[Document section]
** begin **

The Heat and Dust Project
Page 25
Chaubey-ji says public, inflation and legend in English, also, corrupt to the core. The rest of his rant is in a Hindi strongly inflected with Braj. It is funny for me to see Braj employed in this context because to students of early Bengali poetics, Braj bhasha is the most poetic of all the Ardha-Magadhan prakrits. It is the language of poetry, not politics. Tagore wrote a number of songs in Braj bhasha – including a set called Bhanusingher Padavali (The Verses of Bhanusingha) – in the tradition of Vaishnava love poetry, and these highly melodious songs would be intelligible to speakers of Bengali, Hindi, Maithili, Oriya, Bhojpuri and Assamese too.
I rein in my mind and pay attention to what he is saying. There are several demands for separate statehood from within UP now: Braj Pradesh, Rohilkhand Pradesh, Harit Pradesh and Bundelkhand Pradesh. And he, for one, hopes to see a Braj Pradesh, together with parts of Rajasthan, created before he dies.
The courtyard is now in shade; the room is thrown into shadow. The sun must have gone behind a cloud. When we crossed the courtyard, on our way to lunch, sunlight had flickered in little pools on the mosaic – pink alternating with yellow – but now it is uniformly even. This room where we sit is pleasant too. Green arches, pale green mosaic, antique chairs with some sort of a furry throw on them. I tell the Chaubeys how beautiful I find the old town to be. ‘Funny you should say so,’ he remarks. ‘Young brides these days don’t want to live in these old houses any more. They want to live in those new flats coming up beyond Govardhan Chauraha. New kitchens, marble, AC vents on windows. To the youngsters, the old town is a litany of complaints: waterlogging in the rains, narrow lanes, crowds of pilgrims, old-fashioned people.’ He says this without malice, however, as though understanding of such fancies. The nephew looks a bit shifty and gazes at the ground. ‘But one thing is there about the old city: great warmth, great bonhomie. That these children will not get in the new townships.’
The conversation goes on. I see dada walking about in the courtyard. I hear children playing outside. Chickens clucking. Songs on the radio. I half-hear S taking their leave: we have to go into town for a few errands. Lovely talking. Is there a courier shop nearby? The nephew answers in detail. The old gentleman says enigmatically, after we get up, ‘I’ll tell you two things before you leave. The first is a couplet we firmly believe in: Mathura ki beti/ Mathura ki gai/ Bhaag phute/ Toh baahar jai.’ (A daughter of Mathura/ Its milch cow too/ Only if her luck runs out/ Will she look for a city new.) He gets up and walks to the door with us. ‘The second is this: the gopis are never going to leave Braj.’
Outside, though the sky is suffused with light, I cannot feel the sun on my face. The river is still. There are clouds gathering in the sky. But by evening they’ll have blown over.

** end **

[Required actions]
1. In the Heat and Dust Project passage, what is the name of the set of songs Tagore wrote in Braj bhasha?
2. Rewrite the Heat and Dust Project passage from "The Heat and" to "and Assamese too.", changing "Tagore" to "Rabindranath Tagore".
3. Does each statement agree with the Heat and Dust Project passage? Answer yes or no for each, quoting the words that decide it.
(a) The courtyard mosaic alternated pink with yellow.
(b) According to Chaubey-ji, young brides today want to live in the old houses.
(c) Outside, the narrator can feel the sun on their face.

[Data shown]

** begin **

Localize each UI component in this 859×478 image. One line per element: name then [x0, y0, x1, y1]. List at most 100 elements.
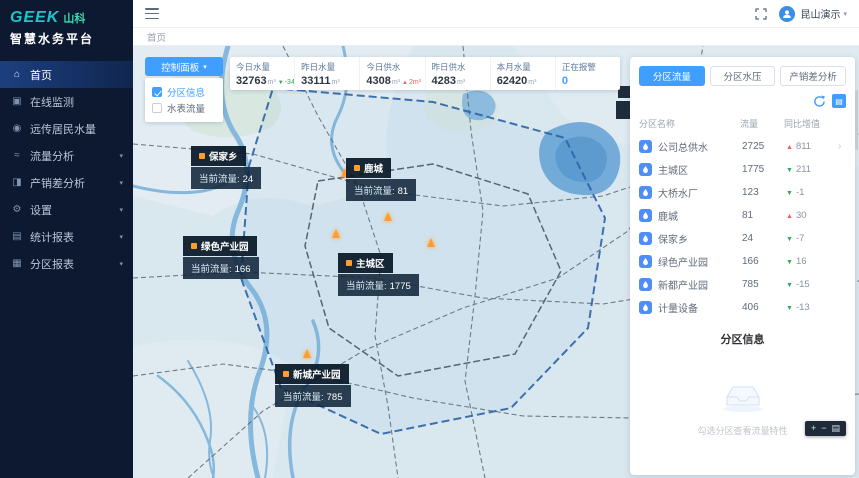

** end **

[Answers below]
1. Bhanusingher Padavali (The Verses of Bhanusingha)

2.
The Heat and Dust Project
Page 25
Chaubey-ji says public, inflation and legend in English, also, corrupt to the core. The rest of his rant is in a Hindi strongly inflected with Braj. It is funny for me to see Braj employed in this context because to students of early Bengali poetics, Braj bhasha is the most poetic of all the Ardha-Magadhan prakrits. It is the language of poetry, not politics. Rabindranath Tagore wrote a number of songs in Braj bhasha – including a set called Bhanusingher Padavali (The Verses of Bhanusingha) – in the tradition of Vaishnava love poetry, and these highly melodious songs would be intelligible to speakers of Bengali, Hindi, Maithili, Oriya, Bhojpuri and Assamese too.

3.
(a) Yes: "pink alternating with yellow"
(b) No: "Young brides these days don’t want to live in these old houses any more."
(c) No: "I cannot feel the sun on my face."